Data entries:
- - -
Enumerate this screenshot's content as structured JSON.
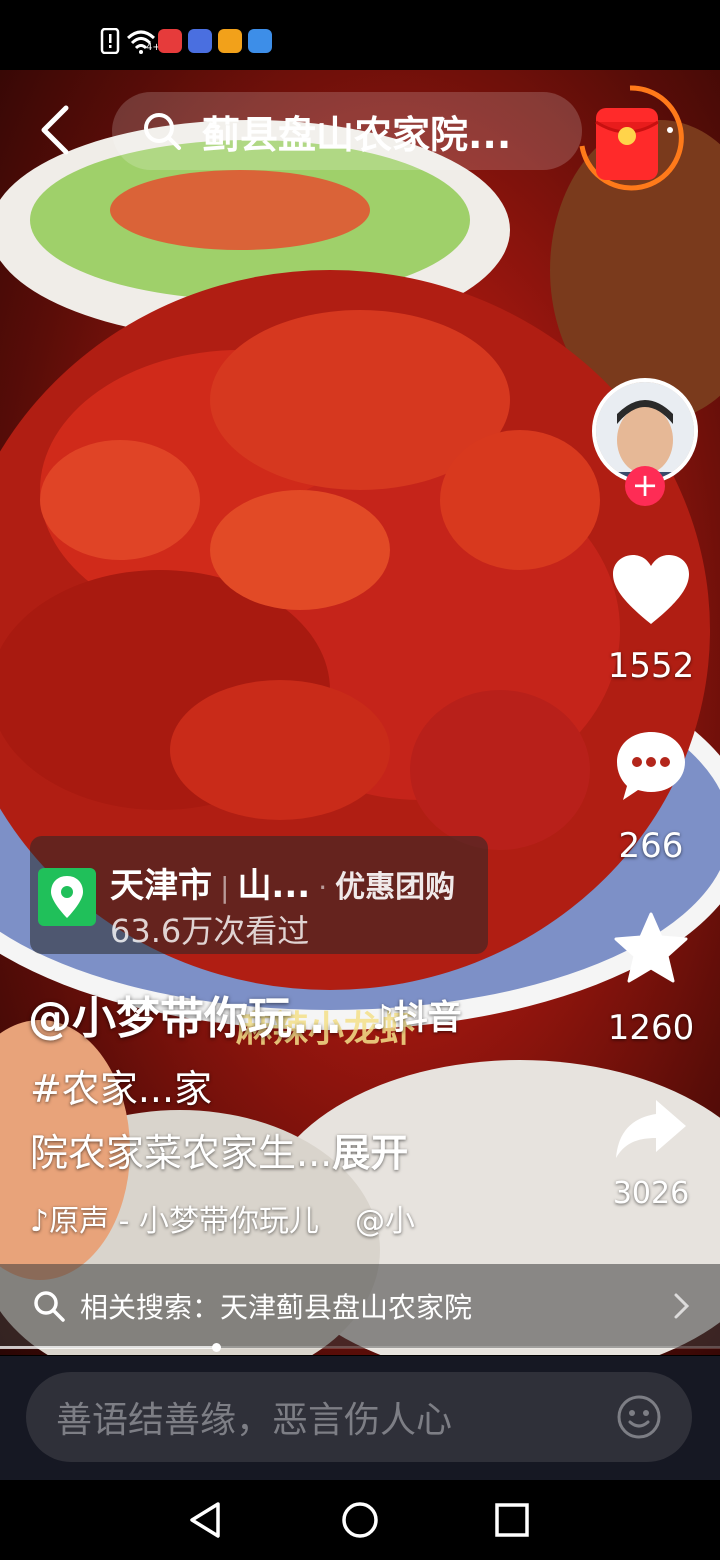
{
  "status_bar": {
    "icons": [
      "sim-alert-icon",
      "wifi-icon",
      "red-book-app-icon",
      "music-app-icon",
      "video-app-icon",
      "browser-app-icon"
    ],
    "wifi_label": "4+"
  },
  "header": {
    "search_text": "蓟县盘山农家院...",
    "icons": [
      "back-icon",
      "search-icon",
      "red-packet-icon"
    ]
  },
  "actions": {
    "likes": "1552",
    "comments": "266",
    "favorites": "1260",
    "shares": "3026",
    "follow_symbol": "+"
  },
  "poi": {
    "city": "天津市",
    "place": "山...",
    "tag": "优惠团购",
    "views": "63.6万次看过"
  },
  "caption": {
    "author": "@小梦带你玩...",
    "watermark": "♪抖音",
    "overlay_subtitle": "麻辣小龙虾",
    "hashtags": "#农家...家",
    "description": "院农家菜农家生...",
    "expand_label": "展开",
    "music": "♪原声 - 小梦带你玩儿",
    "music_at": "@小"
  },
  "related_search": {
    "text": "相关搜索：天津蓟县盘山农家院"
  },
  "progress": {
    "fraction": 0.3
  },
  "comment_bar": {
    "placeholder": "善语结善缘，恶言伤人心"
  },
  "colors": {
    "accent": "#fe2c55",
    "poi_green": "#20c05a",
    "comment_bg": "#161823",
    "red_packet": "#ff2a2a",
    "timer_ring": "#ff7a1a"
  }
}
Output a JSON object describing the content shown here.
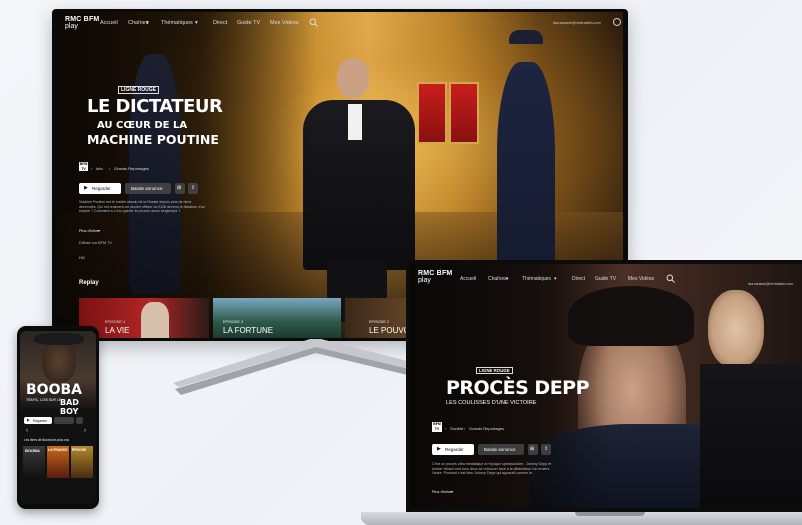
{
  "tv": {
    "nav": {
      "logo_line1": "RMC BFM",
      "logo_line2": "play",
      "items": [
        "Accueil",
        "Chaînes",
        "Thématiques",
        "Direct",
        "Guide TV",
        "Mes Vidéos"
      ],
      "account": "lisa.sarasse@nextradiotv.com"
    },
    "program": {
      "label": "LIGNE ROUGE",
      "title_line1": "LE DICTATEUR",
      "title_line2": "AU CŒUR DE LA",
      "title_line3": "MACHINE POUTINE",
      "channel": "BFM TV",
      "breadcrumb": [
        "Info",
        "Grands Reportages"
      ],
      "play_label": "Regarder",
      "trailer_label": "Bande annonce",
      "description": "Vladimir Poutine est le maître absolu de la Russie depuis plus de deux décennies. Qui est vraiment cet ancien officier du KGB devenu le dictateur d'un empire ? Comment a-t-il su garder le pouvoir aussi longtemps ?",
      "more_label": "Plus d'infos",
      "broadcast": "Diffusé sur BFM TV",
      "quality": "HD"
    },
    "replay": {
      "heading": "Replay",
      "episodes": [
        {
          "episode": "EPISODE 4",
          "title": "LA VIE"
        },
        {
          "episode": "EPISODE 3",
          "title": "LA FORTUNE"
        },
        {
          "episode": "EPISODE 2",
          "title": "LE POUVOIR"
        }
      ]
    }
  },
  "laptop": {
    "nav": {
      "logo_line1": "RMC BFM",
      "logo_line2": "play",
      "items": [
        "Accueil",
        "Chaînes",
        "Thématiques",
        "Direct",
        "Guide TV",
        "Mes Vidéos"
      ],
      "account": "lisa.sarasse@nextradiotv.com"
    },
    "program": {
      "label": "LIGNE ROUGE",
      "title": "PROCÈS DEPP",
      "subtitle": "LES COULISSES D'UNE VICTOIRE",
      "channel": "BFM TV",
      "breadcrumb": [
        "Société",
        "Grands Reportages"
      ],
      "play_label": "Regarder",
      "trailer_label": "Bande annonce",
      "description": "C'est un procès ultra médiatique à l'époque spectaculaire : Johnny Depp et Amber Heard vont tous deux se retrouver face à la diffamation l'un envers l'autre. Pourtant c'est bien Johnny Depp qui apparaît comme le…",
      "more_label": "Plus d'infos"
    }
  },
  "phone": {
    "program": {
      "title": "BOOBA",
      "subtitle": "TRAFIC, LOIS SUR LE",
      "title2": "BAD BOY",
      "play_label": "Regarder",
      "section": "Les titres de Booba les plus vus",
      "posters": [
        "BOOBA",
        "LA FRANCE",
        "ÉPISODE"
      ]
    }
  },
  "colors": {
    "accent": "#ffffff",
    "badge_border": "#d0d0d0",
    "replay_thumb_4": "#8a1a1a",
    "replay_thumb_3": "#3a6d8a",
    "replay_thumb_2": "#3a2818"
  }
}
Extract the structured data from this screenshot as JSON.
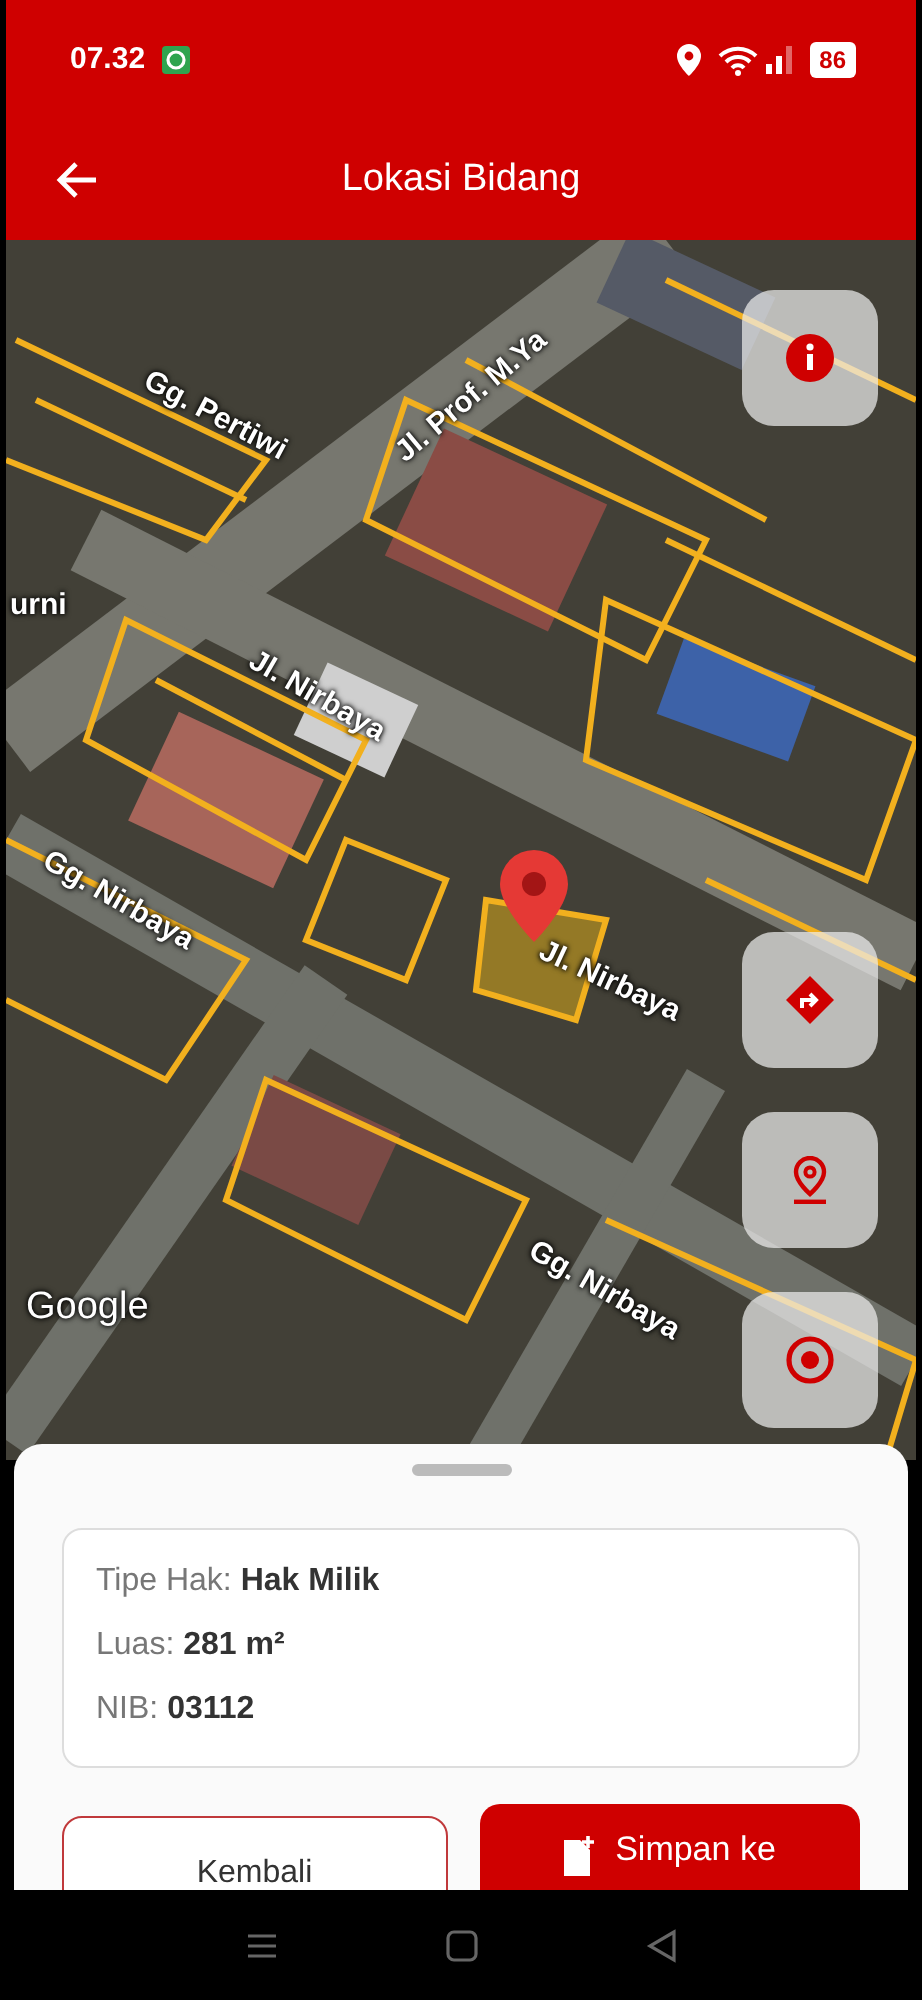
{
  "status_bar": {
    "time": "07.32",
    "battery": "86"
  },
  "app_bar": {
    "title": "Lokasi Bidang"
  },
  "map": {
    "labels": [
      {
        "text": "Gg. Pertiwi"
      },
      {
        "text": "Jl. Prof. M.Ya"
      },
      {
        "text": "urni"
      },
      {
        "text": "Jl. Nirbaya"
      },
      {
        "text": "Gg. Nirbaya"
      },
      {
        "text": "Jl. Nirbaya"
      },
      {
        "text": "Gg. Nirbaya"
      }
    ],
    "attribution": "Google"
  },
  "details": [
    {
      "label": "Tipe Hak:",
      "value": "Hak Milik"
    },
    {
      "label": "Luas:",
      "value": "281 m²"
    },
    {
      "label": "NIB:",
      "value": "03112"
    }
  ],
  "buttons": [
    {
      "label": "Kembali",
      "kind": "outline"
    },
    {
      "label": "Simpan ke",
      "kind": "primary"
    }
  ]
}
- - -
TASK INSTRUCTIONS.
Return all lines with the word "screenshot" in them.

TASK SOLUTION.
Enumerate this screenshot's content as structured JSON.
Extract the structured data from this screenshot as JSON.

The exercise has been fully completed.